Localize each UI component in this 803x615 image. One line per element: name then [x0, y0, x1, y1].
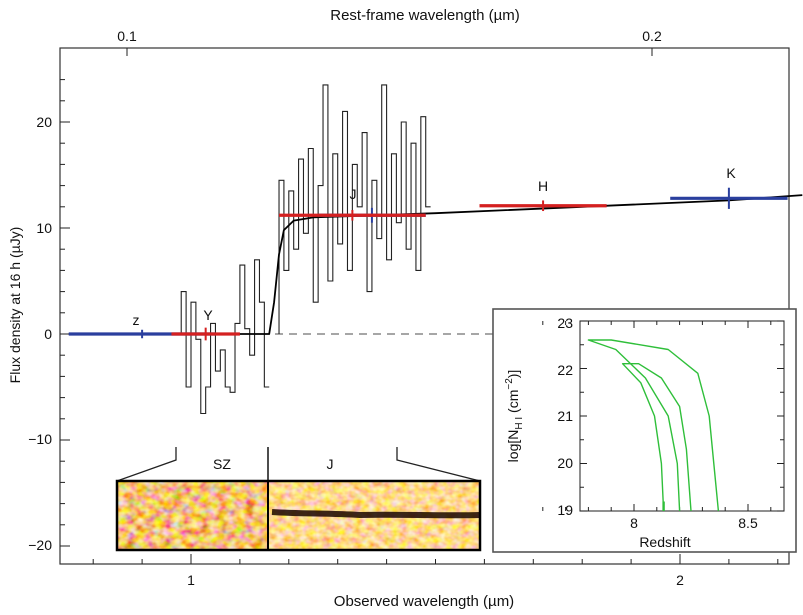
y-tick-label: 20: [36, 114, 52, 130]
inset-y-tick-label: 19: [557, 502, 573, 518]
y-tick-label: 10: [36, 220, 52, 236]
inset-ylabel-sup: −2: [504, 378, 515, 390]
inset-y-axis-label: log[NH I (cm−2)]: [504, 370, 525, 463]
photometry-point-Y: [171, 327, 240, 341]
inset-y-tick-label: 22: [557, 362, 573, 378]
callout-line-left: [116, 447, 177, 482]
j-trace-band: [271, 509, 481, 519]
photometry-point-H: [479, 200, 607, 212]
band-label-z: z: [133, 312, 140, 328]
photometry-points: [68, 187, 788, 341]
photometry-point-J: [279, 209, 426, 221]
photometry-point-K: [670, 187, 788, 209]
y-tick-label: 0: [44, 326, 52, 342]
band-label-K: K: [726, 165, 736, 181]
top-tick-label: 0.2: [642, 28, 662, 44]
inset-ylabel-main: log[N: [505, 430, 521, 463]
inset-ylabel-tail: (cm: [505, 390, 521, 417]
inset-inner-contour: [621, 363, 692, 512]
strip-label-sz: SZ: [213, 456, 231, 472]
inset-y-tick-label: 23: [557, 315, 573, 331]
x-tick-label: 1: [187, 572, 195, 588]
y-axis-label: Flux density at 16 h (µJy): [7, 227, 23, 384]
inset-ticks: [542, 320, 784, 512]
y-tick-label: −20: [28, 537, 52, 553]
model-spectrum: [68, 194, 803, 335]
top-axis-label: Rest-frame wavelength (µm): [330, 7, 520, 24]
spectrum-steps: [180, 84, 431, 415]
inset-contours: [587, 339, 720, 512]
strip-label-j: J: [327, 456, 334, 472]
image-strip: SZ J: [115, 447, 482, 552]
inset-ylabel-end: )]: [505, 370, 521, 379]
inset-x-tick-label: 8: [630, 515, 638, 531]
x-tick-label: 2: [676, 572, 684, 588]
top-tick-label: 0.1: [117, 28, 137, 44]
observed-spectrum: [180, 84, 431, 415]
inset-outer-contour: [587, 339, 720, 512]
band-label-Y: Y: [203, 307, 213, 323]
y-axis-ticks: [60, 79, 70, 547]
inset-y-tick-label: 21: [557, 408, 573, 424]
callout-line-right: [396, 447, 481, 482]
main-plot-frame: [59, 47, 790, 565]
strip-border: [115, 479, 482, 552]
y-tick-label: −10: [28, 431, 52, 447]
x-axis-label: Observed wavelength (µm): [334, 593, 514, 610]
inset-x-axis-label: Redshift: [639, 534, 690, 550]
x-axis-ticks: [92, 554, 779, 564]
band-label-J: J: [350, 186, 357, 202]
model-line: [68, 194, 803, 335]
inset-x-tick-label: 8.5: [738, 515, 758, 531]
band-label-H: H: [538, 178, 548, 194]
inset-y-tick-label: 20: [557, 455, 573, 471]
sz-image-panel: [117, 481, 268, 550]
inset-panel: 23 22 21 20 19 8 8.5 Redshift log[NH I (…: [492, 308, 797, 553]
inset-ylabel-sub: H I: [514, 417, 525, 430]
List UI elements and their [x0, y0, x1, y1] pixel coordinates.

# # # # # # #

Short problem:
Convert the records from the line with "y-tick-label: 20: [36, 114, 52, 130]" up to and including the line with "photometry-point-Y: [171, 327, 240, 341]" into a JSON list of strings, one string per line.

Exercise output:
[
  "y-tick-label: 20: [36, 114, 52, 130]",
  "inset-y-tick-label: 19: [557, 502, 573, 518]",
  "y-tick-label: 10: [36, 220, 52, 236]",
  "inset-ylabel-sup: −2: [504, 378, 515, 390]",
  "inset-y-axis-label: log[NH I (cm−2)]: [504, 370, 525, 463]",
  "photometry-point-Y: [171, 327, 240, 341]"
]